● GOAL:
Copy every line that mentions the word "Satisfiability".
:: SUPPLIED DATA ::
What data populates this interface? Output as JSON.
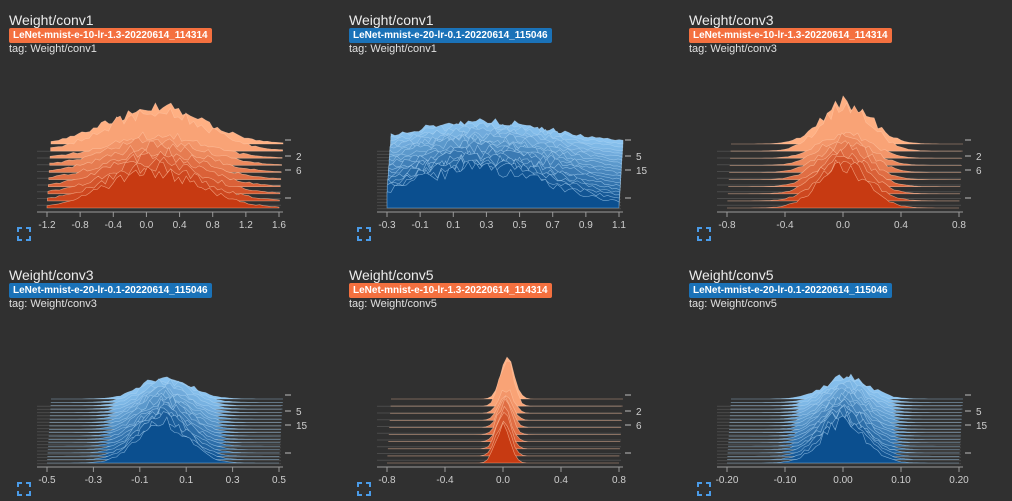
{
  "colors": {
    "orange": "#f4703f",
    "blue": "#1a72b8",
    "background": "#303030"
  },
  "cards": [
    {
      "title": "Weight/conv1",
      "run": "LeNet-mnist-e-10-lr-1.3-20220614_114314",
      "run_color": "#f4703f",
      "tag": "tag: Weight/conv1",
      "expand_icon": "fullscreen-icon",
      "chart_data": {
        "type": "histogram-ridge",
        "x_ticks": [
          "-1.2",
          "-0.8",
          "-0.4",
          "0.0",
          "0.4",
          "0.8",
          "1.2",
          "1.6"
        ],
        "xlim": [
          -1.35,
          1.6
        ],
        "step_ticks": [
          "2",
          "6"
        ],
        "steps": 10,
        "distribution": {
          "center": 0.0,
          "spread": 0.6,
          "peak_steps": 2
        }
      }
    },
    {
      "title": "Weight/conv1",
      "run": "LeNet-mnist-e-20-lr-0.1-20220614_115046",
      "run_color": "#1a72b8",
      "tag": "tag: Weight/conv1",
      "expand_icon": "fullscreen-icon",
      "chart_data": {
        "type": "histogram-ridge",
        "x_ticks": [
          "-0.3",
          "-0.1",
          "0.1",
          "0.3",
          "0.5",
          "0.7",
          "0.9",
          "1.1"
        ],
        "xlim": [
          -0.32,
          1.12
        ],
        "step_ticks": [
          "5",
          "15"
        ],
        "steps": 20,
        "distribution": {
          "center": 0.25,
          "spread": 0.45,
          "peak_steps": 0
        }
      }
    },
    {
      "title": "Weight/conv3",
      "run": "LeNet-mnist-e-10-lr-1.3-20220614_114314",
      "run_color": "#f4703f",
      "tag": "tag: Weight/conv3",
      "expand_icon": "fullscreen-icon",
      "chart_data": {
        "type": "histogram-ridge",
        "x_ticks": [
          "-0.8",
          "-0.4",
          "0.0",
          "0.4",
          "0.8"
        ],
        "xlim": [
          -0.85,
          0.85
        ],
        "step_ticks": [
          "2",
          "6"
        ],
        "steps": 10,
        "distribution": {
          "center": 0.0,
          "spread": 0.18,
          "peak_steps": 2
        }
      }
    },
    {
      "title": "Weight/conv3",
      "run": "LeNet-mnist-e-20-lr-0.1-20220614_115046",
      "run_color": "#1a72b8",
      "tag": "tag: Weight/conv3",
      "expand_icon": "fullscreen-icon",
      "chart_data": {
        "type": "histogram-ridge",
        "x_ticks": [
          "-0.5",
          "-0.3",
          "-0.1",
          "0.1",
          "0.3",
          "0.5"
        ],
        "xlim": [
          -0.52,
          0.52
        ],
        "step_ticks": [
          "5",
          "15"
        ],
        "steps": 20,
        "distribution": {
          "center": 0.0,
          "spread": 0.11,
          "peak_steps": 0
        }
      }
    },
    {
      "title": "Weight/conv5",
      "run": "LeNet-mnist-e-10-lr-1.3-20220614_114314",
      "run_color": "#f4703f",
      "tag": "tag: Weight/conv5",
      "expand_icon": "fullscreen-icon",
      "chart_data": {
        "type": "histogram-ridge",
        "x_ticks": [
          "-0.8",
          "-0.4",
          "0.0",
          "0.4",
          "0.8"
        ],
        "xlim": [
          -0.85,
          0.85
        ],
        "step_ticks": [
          "2",
          "6"
        ],
        "steps": 10,
        "distribution": {
          "center": 0.0,
          "spread": 0.05,
          "peak_steps": 2
        }
      }
    },
    {
      "title": "Weight/conv5",
      "run": "LeNet-mnist-e-20-lr-0.1-20220614_115046",
      "run_color": "#1a72b8",
      "tag": "tag: Weight/conv5",
      "expand_icon": "fullscreen-icon",
      "chart_data": {
        "type": "histogram-ridge",
        "x_ticks": [
          "-0.20",
          "-0.10",
          "0.00",
          "0.10",
          "0.20"
        ],
        "xlim": [
          -0.22,
          0.22
        ],
        "step_ticks": [
          "5",
          "15"
        ],
        "steps": 20,
        "distribution": {
          "center": 0.0,
          "spread": 0.042,
          "peak_steps": 0
        }
      }
    }
  ]
}
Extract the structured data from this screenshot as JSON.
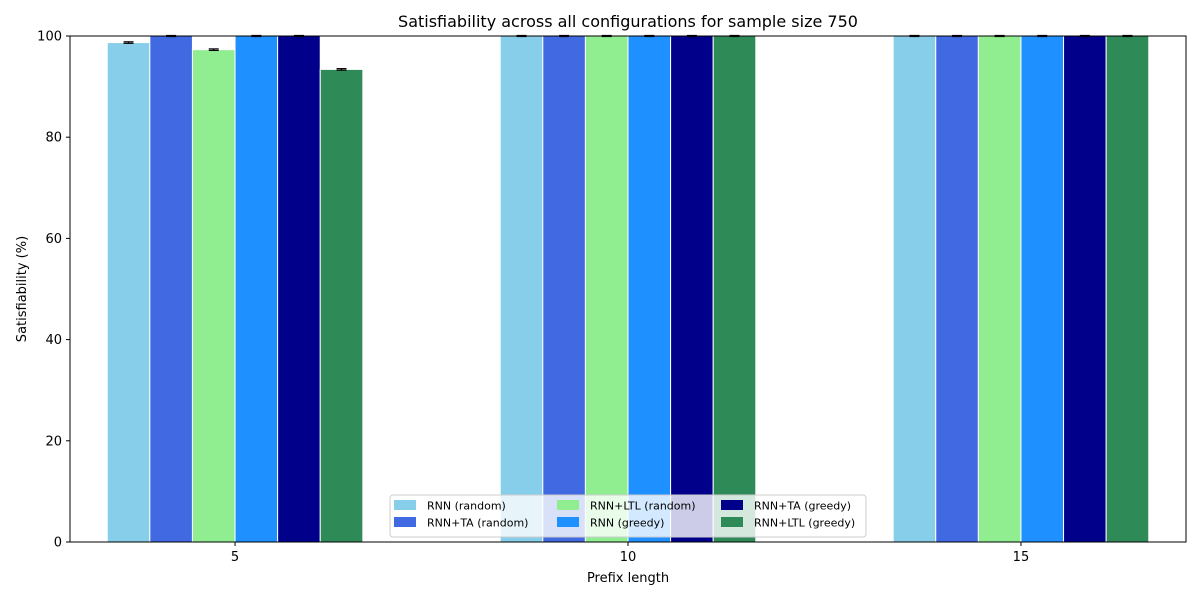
{
  "chart_data": {
    "type": "bar",
    "title": "Satisfiability across all configurations for sample size 750",
    "xlabel": "Prefix length",
    "ylabel": "Satisfiability (%)",
    "categories": [
      "5",
      "10",
      "15"
    ],
    "ylim": [
      0,
      100
    ],
    "yticks": [
      0,
      20,
      40,
      60,
      80,
      100
    ],
    "legend_position": "lower-center",
    "series": [
      {
        "name": "RNN (random)",
        "color": "#87CEEB",
        "values": [
          98.7,
          100,
          100
        ],
        "errors": [
          0.15,
          0.1,
          0.1
        ]
      },
      {
        "name": "RNN+TA (random)",
        "color": "#4169E1",
        "values": [
          100,
          100,
          100
        ],
        "errors": [
          0.1,
          0.1,
          0.1
        ]
      },
      {
        "name": "RNN+LTL (random)",
        "color": "#90EE90",
        "values": [
          97.3,
          100,
          100
        ],
        "errors": [
          0.15,
          0.1,
          0.1
        ]
      },
      {
        "name": "RNN (greedy)",
        "color": "#1E90FF",
        "values": [
          100,
          100,
          100
        ],
        "errors": [
          0.1,
          0.1,
          0.1
        ]
      },
      {
        "name": "RNN+TA (greedy)",
        "color": "#00008B",
        "values": [
          100,
          100,
          100
        ],
        "errors": [
          0.1,
          0.1,
          0.1
        ]
      },
      {
        "name": "RNN+LTL (greedy)",
        "color": "#2E8B57",
        "values": [
          93.4,
          100,
          100
        ],
        "errors": [
          0.15,
          0.1,
          0.1
        ]
      }
    ]
  }
}
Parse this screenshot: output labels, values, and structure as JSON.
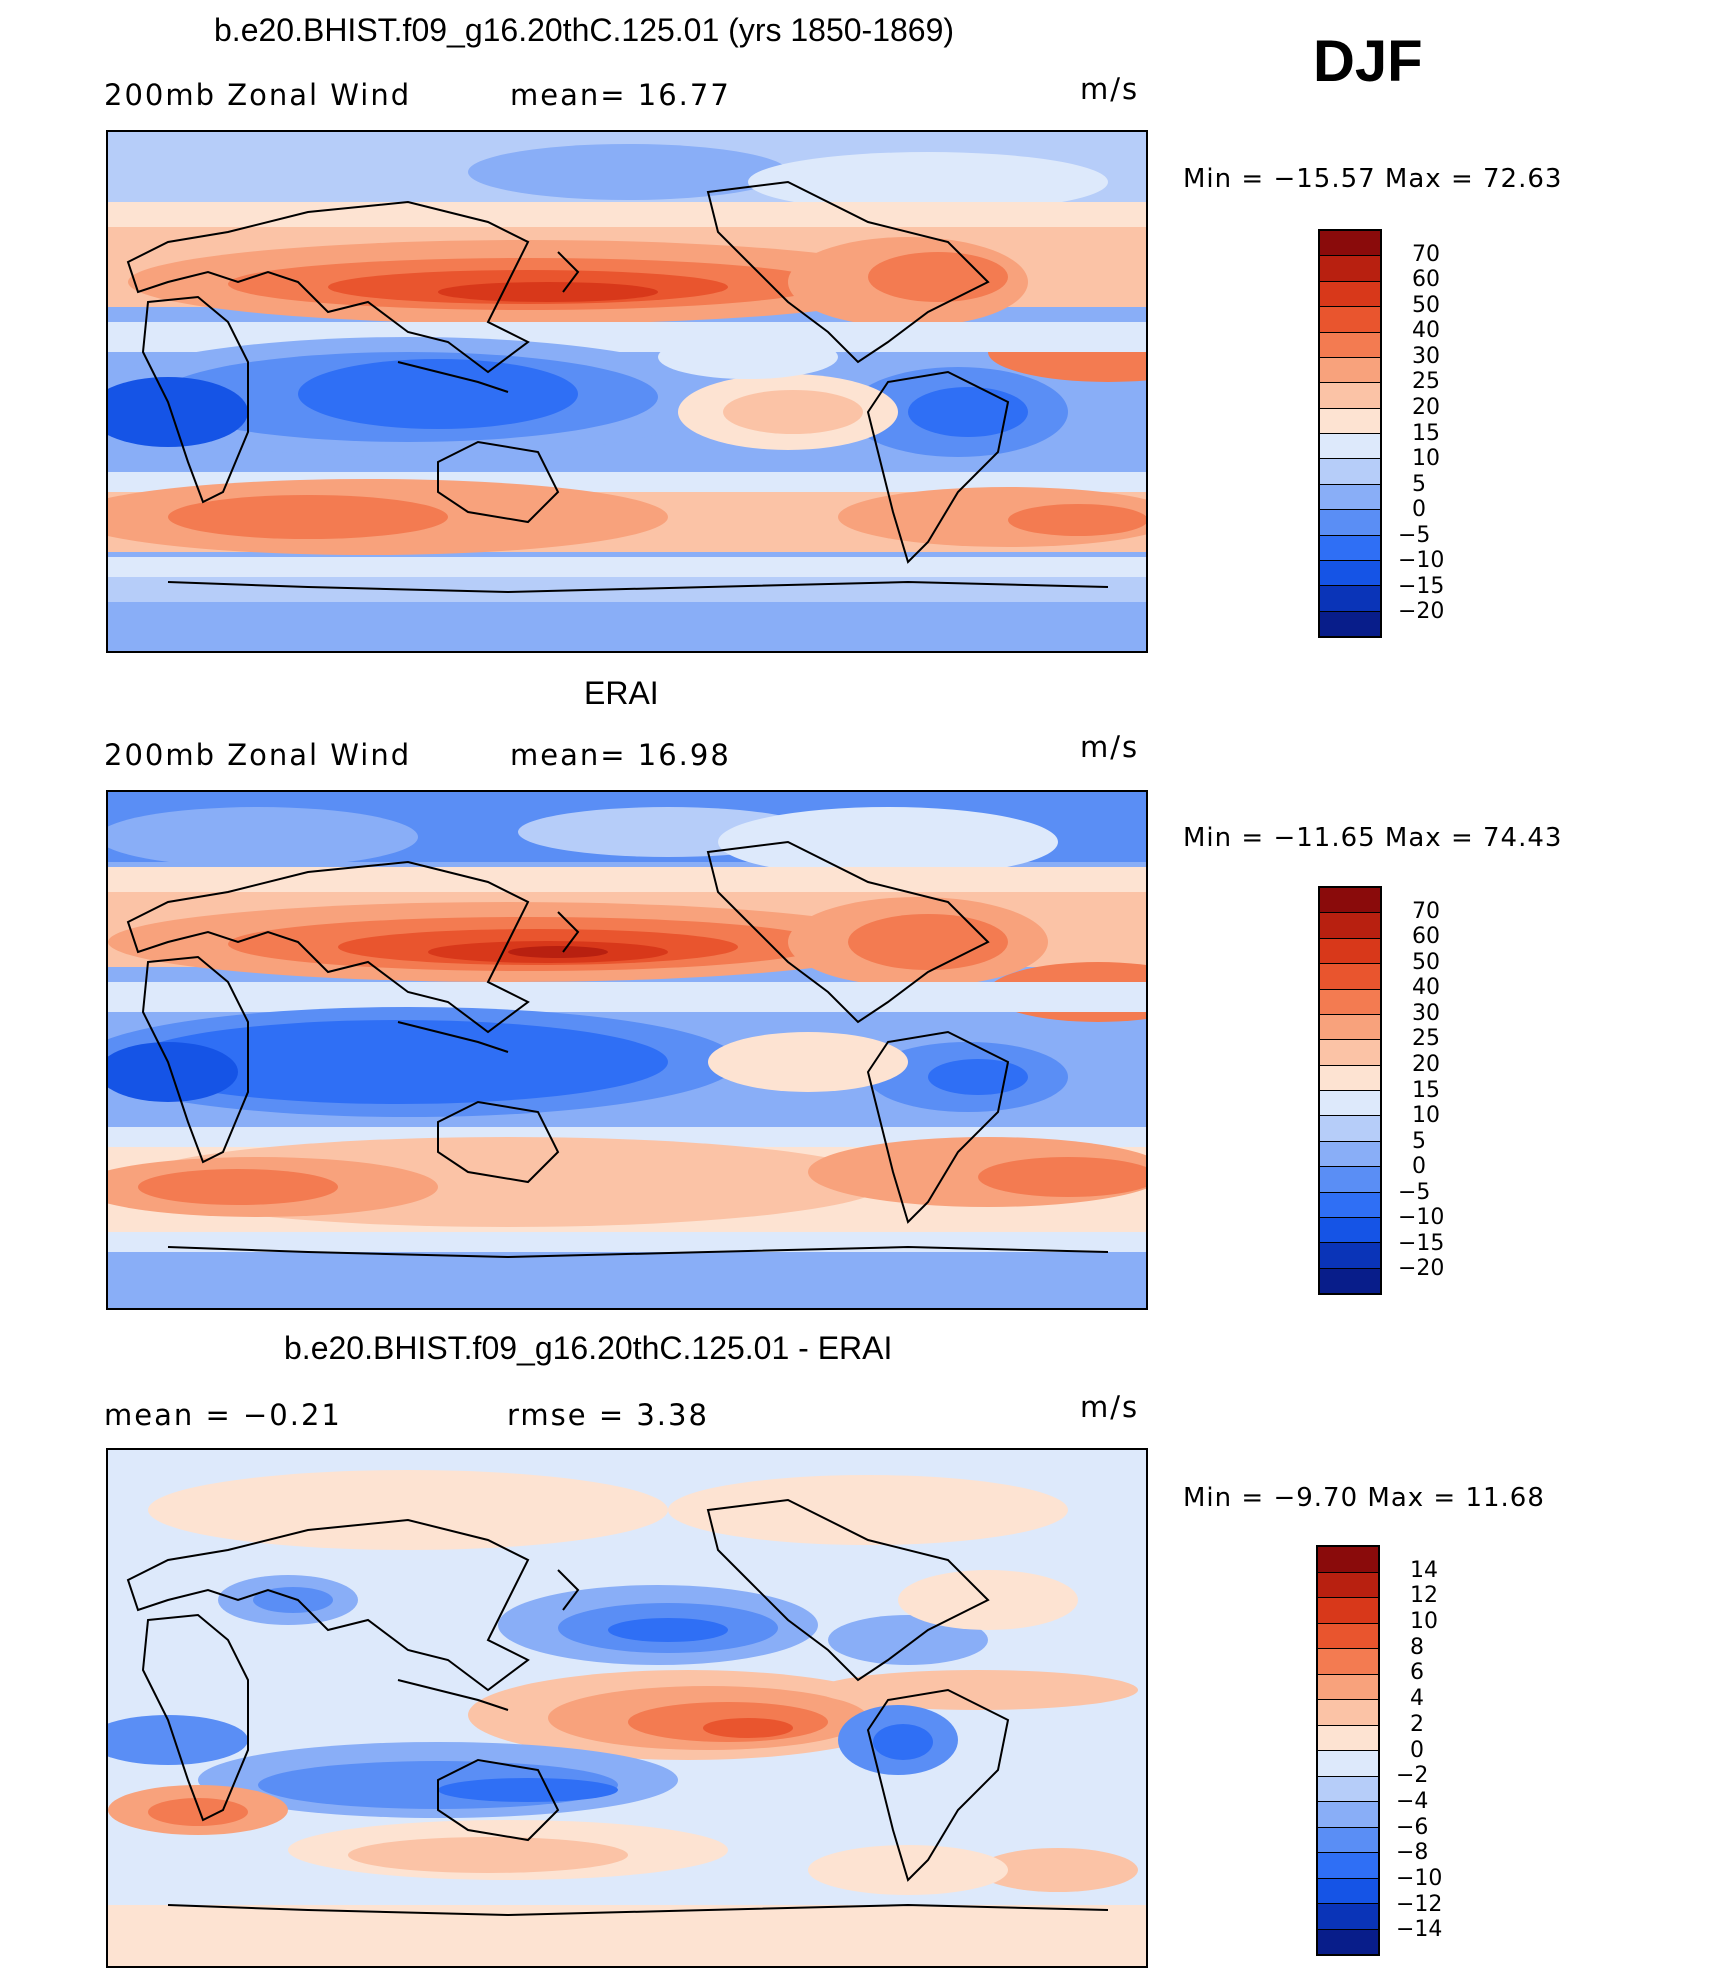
{
  "season": "DJF",
  "panels": [
    {
      "title": "b.e20.BHIST.f09_g16.20thC.125.01 (yrs 1850-1869)",
      "left_text": "200mb  Zonal  Wind",
      "stat_text": "mean=   16.77",
      "units": "m/s",
      "minmax": "Min  =  −15.57  Max  =    72.63",
      "colors": [
        "#081d8a",
        "#0a34b8",
        "#1554e6",
        "#2f6ff5",
        "#5a8ef5",
        "#89aef7",
        "#b6cdf9",
        "#dde9fb",
        "#fde3d2",
        "#fbc3a6",
        "#f8a27c",
        "#f37b51",
        "#e9552e",
        "#d8381a",
        "#b82010",
        "#8a0b0b"
      ],
      "labels": [
        "70",
        "60",
        "50",
        "40",
        "30",
        "25",
        "20",
        "15",
        "10",
        "5",
        "0",
        "−5",
        "−10",
        "−15",
        "−20"
      ]
    },
    {
      "title": "ERAI",
      "left_text": "200mb  Zonal  Wind",
      "stat_text": "mean=   16.98",
      "units": "m/s",
      "minmax": "Min  =  −11.65  Max  =    74.43",
      "colors": [
        "#081d8a",
        "#0a34b8",
        "#1554e6",
        "#2f6ff5",
        "#5a8ef5",
        "#89aef7",
        "#b6cdf9",
        "#dde9fb",
        "#fde3d2",
        "#fbc3a6",
        "#f8a27c",
        "#f37b51",
        "#e9552e",
        "#d8381a",
        "#b82010",
        "#8a0b0b"
      ],
      "labels": [
        "70",
        "60",
        "50",
        "40",
        "30",
        "25",
        "20",
        "15",
        "10",
        "5",
        "0",
        "−5",
        "−10",
        "−15",
        "−20"
      ]
    },
    {
      "title": "b.e20.BHIST.f09_g16.20thC.125.01 - ERAI",
      "left_text": "mean  =    −0.21",
      "stat_text": "rmse  =     3.38",
      "units": "m/s",
      "minmax": "Min  =     −9.70  Max  =    11.68",
      "colors": [
        "#081d8a",
        "#0a34b8",
        "#1554e6",
        "#2f6ff5",
        "#5a8ef5",
        "#89aef7",
        "#b6cdf9",
        "#dde9fb",
        "#fde3d2",
        "#fbc3a6",
        "#f8a27c",
        "#f37b51",
        "#e9552e",
        "#d8381a",
        "#b82010",
        "#8a0b0b"
      ],
      "labels": [
        "14",
        "12",
        "10",
        "8",
        "6",
        "4",
        "2",
        "0",
        "−2",
        "−4",
        "−6",
        "−8",
        "−10",
        "−12",
        "−14"
      ]
    }
  ]
}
:::
● FULL RESPONSE:
    "title": "Satisfiability across all configurations for sample size 750",
    "ylabel": "Satisfiability (%)",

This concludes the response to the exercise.